Records:
▬▬▬▬▬▬▬▬▬▬

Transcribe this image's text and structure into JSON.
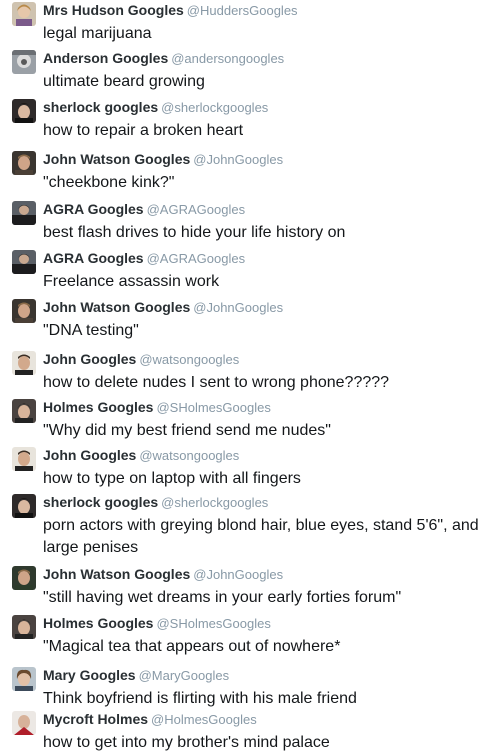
{
  "tweets": [
    {
      "name": "Mrs Hudson Googles",
      "handle": "@HuddersGoogles",
      "text": "legal marijuana",
      "avatar": "mrs-hudson-avatar"
    },
    {
      "name": "Anderson Googles",
      "handle": "@andersongoogles",
      "text": "ultimate beard growing",
      "avatar": "anderson-avatar"
    },
    {
      "name": "sherlock googles",
      "handle": "@sherlockgoogles",
      "text": "how to repair a broken heart",
      "avatar": "sherlock-avatar"
    },
    {
      "name": "John Watson Googles",
      "handle": "@JohnGoogles",
      "text": "\"cheekbone kink?\"",
      "avatar": "john-watson-avatar"
    },
    {
      "name": "AGRA Googles",
      "handle": "@AGRAGoogles",
      "text": "best flash drives to hide your life history on",
      "avatar": "agra-avatar"
    },
    {
      "name": "AGRA Googles",
      "handle": "@AGRAGoogles",
      "text": "Freelance assassin work",
      "avatar": "agra-avatar"
    },
    {
      "name": "John Watson Googles",
      "handle": "@JohnGoogles",
      "text": "\"DNA testing\"",
      "avatar": "john-watson-avatar"
    },
    {
      "name": "John Googles",
      "handle": "@watsongoogles",
      "text": "how to delete nudes I sent to wrong phone?????",
      "avatar": "john-avatar"
    },
    {
      "name": "Holmes Googles",
      "handle": "@SHolmesGoogles",
      "text": "\"Why did my best friend send me nudes\"",
      "avatar": "holmes-avatar"
    },
    {
      "name": "John Googles",
      "handle": "@watsongoogles",
      "text": "how to type on laptop with all fingers",
      "avatar": "john-avatar"
    },
    {
      "name": "sherlock googles",
      "handle": "@sherlockgoogles",
      "text": "porn actors with greying blond hair, blue eyes, stand 5'6\", and large penises",
      "avatar": "sherlock-avatar"
    },
    {
      "name": "John Watson Googles",
      "handle": "@JohnGoogles",
      "text": "\"still having wet dreams in your early forties forum\"",
      "avatar": "john-watson-avatar"
    },
    {
      "name": "Holmes Googles",
      "handle": "@SHolmesGoogles",
      "text": "\"Magical tea that appears out of nowhere*",
      "avatar": "holmes-avatar"
    },
    {
      "name": "Mary Googles",
      "handle": "@MaryGoogles",
      "text": "Think boyfriend is flirting with his male friend",
      "avatar": "mary-avatar"
    },
    {
      "name": "Mycroft Holmes",
      "handle": "@HolmesGoogles",
      "text": "how to get into my brother's mind palace",
      "avatar": "mycroft-avatar"
    }
  ]
}
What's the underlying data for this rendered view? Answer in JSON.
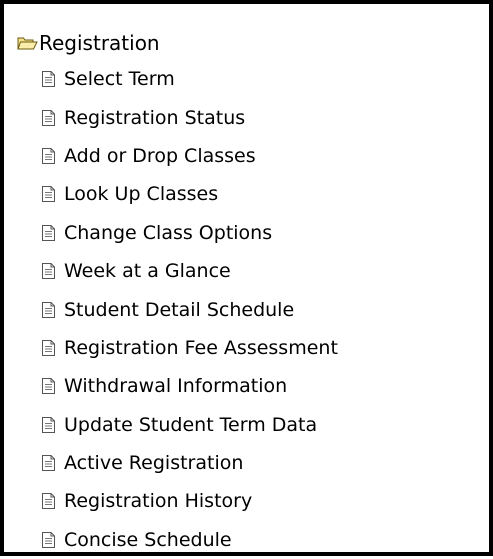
{
  "menu": {
    "folder": {
      "label": "Registration",
      "icon": "open-folder-icon"
    },
    "items": [
      {
        "label": "Select Term",
        "icon": "document-icon"
      },
      {
        "label": "Registration Status",
        "icon": "document-icon"
      },
      {
        "label": "Add or Drop Classes",
        "icon": "document-icon"
      },
      {
        "label": "Look Up Classes",
        "icon": "document-icon"
      },
      {
        "label": "Change Class Options",
        "icon": "document-icon"
      },
      {
        "label": "Week at a Glance",
        "icon": "document-icon"
      },
      {
        "label": "Student Detail Schedule",
        "icon": "document-icon"
      },
      {
        "label": "Registration Fee Assessment",
        "icon": "document-icon"
      },
      {
        "label": "Withdrawal Information",
        "icon": "document-icon"
      },
      {
        "label": "Update Student Term Data",
        "icon": "document-icon"
      },
      {
        "label": "Active Registration",
        "icon": "document-icon"
      },
      {
        "label": "Registration History",
        "icon": "document-icon"
      },
      {
        "label": "Concise Schedule",
        "icon": "document-icon"
      }
    ]
  },
  "colors": {
    "border": "#000000",
    "text": "#000000",
    "folder_fill": "#f6e08a",
    "folder_stroke": "#6b5a10",
    "document_fill": "#ffffff",
    "document_stroke": "#555555"
  }
}
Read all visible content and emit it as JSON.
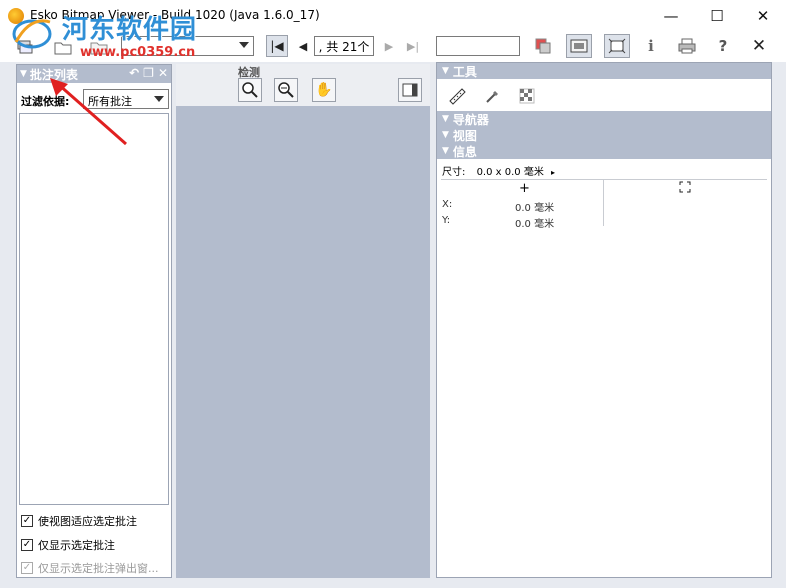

▬▬▬▬▬▬▬▬▬▬

Copy out each line word for word, please, skipping the images.

● Exercise output:
Transcribe this image's text and structure into JSON.
{
  "tweets": [
    {
      "name": "Mrs Hudson Googles",
      "handle": "@HuddersGoogles",
      "text": "legal marijuana",
      "avatar": "mrs-hudson-avatar"
    },
    {
      "name": "Anderson Googles",
      "handle": "@andersongoogles",
      "text": "ultimate beard growing",
      "avatar": "anderson-avatar"
    },
    {
      "name": "sherlock googles",
      "handle": "@sherlockgoogles",
      "text": "how to repair a broken heart",
      "avatar": "sherlock-avatar"
    },
    {
      "name": "John Watson Googles",
      "handle": "@JohnGoogles",
      "text": "\"cheekbone kink?\"",
      "avatar": "john-watson-avatar"
    },
    {
      "name": "AGRA Googles",
      "handle": "@AGRAGoogles",
      "text": "best flash drives to hide your life history on",
      "avatar": "agra-avatar"
    },
    {
      "name": "AGRA Googles",
      "handle": "@AGRAGoogles",
      "text": "Freelance assassin work",
      "avatar": "agra-avatar"
    },
    {
      "name": "John Watson Googles",
      "handle": "@JohnGoogles",
      "text": "\"DNA testing\"",
      "avatar": "john-watson-avatar"
    },
    {
      "name": "John Googles",
      "handle": "@watsongoogles",
      "text": "how to delete nudes I sent to wrong phone?????",
      "avatar": "john-avatar"
    },
    {
      "name": "Holmes Googles",
      "handle": "@SHolmesGoogles",
      "text": "\"Why did my best friend send me nudes\"",
      "avatar": "holmes-avatar"
    },
    {
      "name": "John Googles",
      "handle": "@watsongoogles",
      "text": "how to type on laptop with all fingers",
      "avatar": "john-avatar"
    },
    {
      "name": "sherlock googles",
      "handle": "@sherlockgoogles",
      "text": "porn actors with greying blond hair, blue eyes, stand 5'6\", and large penises",
      "avatar": "sherlock-avatar"
    },
    {
      "name": "John Watson Googles",
      "handle": "@JohnGoogles",
      "text": "\"still having wet dreams in your early forties forum\"",
      "avatar": "john-watson-avatar"
    },
    {
      "name": "Holmes Googles",
      "handle": "@SHolmesGoogles",
      "text": "\"Magical tea that appears out of nowhere*",
      "avatar": "holmes-avatar"
    },
    {
      "name": "Mary Googles",
      "handle": "@MaryGoogles",
      "text": "Think boyfriend is flirting with his male friend",
      "avatar": "mary-avatar"
    },
    {
      "name": "Mycroft Holmes",
      "handle": "@HolmesGoogles",
      "text": "how to get into my brother's mind palace",
      "avatar": "mycroft-avatar"
    }
  ]
}
What's the underlying data for this rendered view? Answer in JSON.
{
  "menu": {
    "folder": {
      "label": "Registration",
      "icon": "open-folder-icon"
    },
    "items": [
      {
        "label": "Select Term",
        "icon": "document-icon"
      },
      {
        "label": "Registration Status",
        "icon": "document-icon"
      },
      {
        "label": "Add or Drop Classes",
        "icon": "document-icon"
      },
      {
        "label": "Look Up Classes",
        "icon": "document-icon"
      },
      {
        "label": "Change Class Options",
        "icon": "document-icon"
      },
      {
        "label": "Week at a Glance",
        "icon": "document-icon"
      },
      {
        "label": "Student Detail Schedule",
        "icon": "document-icon"
      },
      {
        "label": "Registration Fee Assessment",
        "icon": "document-icon"
      },
      {
        "label": "Withdrawal Information",
        "icon": "document-icon"
      },
      {
        "label": "Update Student Term Data",
        "icon": "document-icon"
      },
      {
        "label": "Active Registration",
        "icon": "document-icon"
      },
      {
        "label": "Registration History",
        "icon": "document-icon"
      },
      {
        "label": "Concise Schedule",
        "icon": "document-icon"
      }
    ]
  },
  "colors": {
    "border": "#000000",
    "text": "#000000",
    "folder_fill": "#f6e08a",
    "folder_stroke": "#6b5a10",
    "document_fill": "#ffffff",
    "document_stroke": "#555555"
  }
}
Read all visible content and emit it as JSON.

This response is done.